• **What is being asked**:
Show each line below that contains the string "band". Case counts.

• **Raw data**:
::::::
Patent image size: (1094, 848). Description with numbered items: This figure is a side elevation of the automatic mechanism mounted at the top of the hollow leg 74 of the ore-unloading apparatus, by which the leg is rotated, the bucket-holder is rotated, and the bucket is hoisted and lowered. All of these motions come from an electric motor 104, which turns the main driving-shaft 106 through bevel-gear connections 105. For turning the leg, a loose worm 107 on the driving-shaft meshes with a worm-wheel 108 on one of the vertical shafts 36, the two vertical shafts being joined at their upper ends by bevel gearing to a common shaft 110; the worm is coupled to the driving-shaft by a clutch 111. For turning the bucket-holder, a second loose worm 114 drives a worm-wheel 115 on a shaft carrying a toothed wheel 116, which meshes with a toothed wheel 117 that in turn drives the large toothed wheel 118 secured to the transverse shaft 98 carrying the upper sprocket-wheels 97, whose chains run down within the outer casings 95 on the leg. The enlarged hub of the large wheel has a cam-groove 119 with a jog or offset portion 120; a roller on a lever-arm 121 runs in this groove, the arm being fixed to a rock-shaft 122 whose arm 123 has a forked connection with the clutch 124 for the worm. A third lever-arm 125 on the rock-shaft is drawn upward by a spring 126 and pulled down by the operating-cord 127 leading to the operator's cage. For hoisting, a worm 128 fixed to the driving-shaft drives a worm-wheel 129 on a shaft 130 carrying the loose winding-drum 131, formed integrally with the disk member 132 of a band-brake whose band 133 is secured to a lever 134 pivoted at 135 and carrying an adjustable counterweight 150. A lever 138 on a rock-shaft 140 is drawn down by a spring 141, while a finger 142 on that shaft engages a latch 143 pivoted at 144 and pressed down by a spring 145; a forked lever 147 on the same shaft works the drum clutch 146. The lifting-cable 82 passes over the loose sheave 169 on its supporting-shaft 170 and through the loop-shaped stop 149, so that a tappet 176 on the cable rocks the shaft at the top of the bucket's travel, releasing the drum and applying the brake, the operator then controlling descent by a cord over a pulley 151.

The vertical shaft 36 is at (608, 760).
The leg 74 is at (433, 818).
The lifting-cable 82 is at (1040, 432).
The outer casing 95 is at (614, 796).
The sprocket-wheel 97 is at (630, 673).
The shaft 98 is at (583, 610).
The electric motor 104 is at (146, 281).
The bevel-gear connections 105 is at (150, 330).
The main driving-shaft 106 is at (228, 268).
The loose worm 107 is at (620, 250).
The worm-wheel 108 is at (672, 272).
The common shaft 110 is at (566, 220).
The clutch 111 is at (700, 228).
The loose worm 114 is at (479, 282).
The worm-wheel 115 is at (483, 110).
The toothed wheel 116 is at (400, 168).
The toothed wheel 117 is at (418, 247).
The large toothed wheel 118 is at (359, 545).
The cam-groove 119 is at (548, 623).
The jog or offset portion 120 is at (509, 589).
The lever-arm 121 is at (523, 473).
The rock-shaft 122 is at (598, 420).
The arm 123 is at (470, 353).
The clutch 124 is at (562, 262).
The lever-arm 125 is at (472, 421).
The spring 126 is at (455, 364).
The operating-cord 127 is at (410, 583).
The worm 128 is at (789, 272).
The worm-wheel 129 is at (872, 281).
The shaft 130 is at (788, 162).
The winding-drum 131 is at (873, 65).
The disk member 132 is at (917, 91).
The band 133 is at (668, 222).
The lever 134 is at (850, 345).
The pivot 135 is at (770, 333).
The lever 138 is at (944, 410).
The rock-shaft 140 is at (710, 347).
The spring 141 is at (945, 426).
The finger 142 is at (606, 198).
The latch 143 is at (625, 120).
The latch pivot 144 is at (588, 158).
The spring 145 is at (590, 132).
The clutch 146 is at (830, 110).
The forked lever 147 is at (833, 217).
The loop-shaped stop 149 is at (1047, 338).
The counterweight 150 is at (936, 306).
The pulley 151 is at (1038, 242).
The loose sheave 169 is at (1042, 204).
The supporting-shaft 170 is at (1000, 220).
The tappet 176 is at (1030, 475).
::::::
• **Completed exercise**:
Patent image size: (1094, 848). Description with numbered items: This figure is a side elevation of the automatic mechanism mounted at the top of the hollow leg 74 of the ore-unloading apparatus, by which the leg is rotated, the bucket-holder is rotated, and the bucket is hoisted and lowered. All of these motions come from an electric motor 104, which turns the main driving-shaft 106 through bevel-gear connections 105. For turning the leg, a loose worm 107 on the driving-shaft meshes with a worm-wheel 108 on one of the vertical shafts 36, the two vertical shafts being joined at their upper ends by bevel gearing to a common shaft 110; the worm is coupled to the driving-shaft by a clutch 111. For turning the bucket-holder, a second loose worm 114 drives a worm-wheel 115 on a shaft carrying a toothed wheel 116, which meshes with a toothed wheel 117 that in turn drives the large toothed wheel 118 secured to the transverse shaft 98 carrying the upper sprocket-wheels 97, whose chains run down within the outer casings 95 on the leg. The enlarged hub of the large wheel has a cam-groove 119 with a jog or offset portion 120; a roller on a lever-arm 121 runs in this groove, the arm being fixed to a rock-shaft 122 whose arm 123 has a forked connection with the clutch 124 for the worm. A third lever-arm 125 on the rock-shaft is drawn upward by a spring 126 and pulled down by the operating-cord 127 leading to the operator's cage. For hoisting, a worm 128 fixed to the driving-shaft drives a worm-wheel 129 on a shaft 130 carrying the loose winding-drum 131, formed integrally with the disk member 132 of a band-brake whose band 133 is secured to a lever 134 pivoted at 135 and carrying an adjustable counterweight 150. A lever 138 on a rock-shaft 140 is drawn down by a spring 141, while a finger 142 on that shaft engages a latch 143 pivoted at 144 and pressed down by a spring 145; a forked lever 147 on the same shaft works the drum clutch 146. The lifting-cable 82 passes over the loose sheave 169 on its supporting-shaft 170 and through the loop-shaped stop 149, so that a tappet 176 on the cable rocks the shaft at the top of the bucket's travel, releasing the drum and applying the brake, the operator then controlling descent by a cord over a pulley 151.
The band 133 is at (668, 222).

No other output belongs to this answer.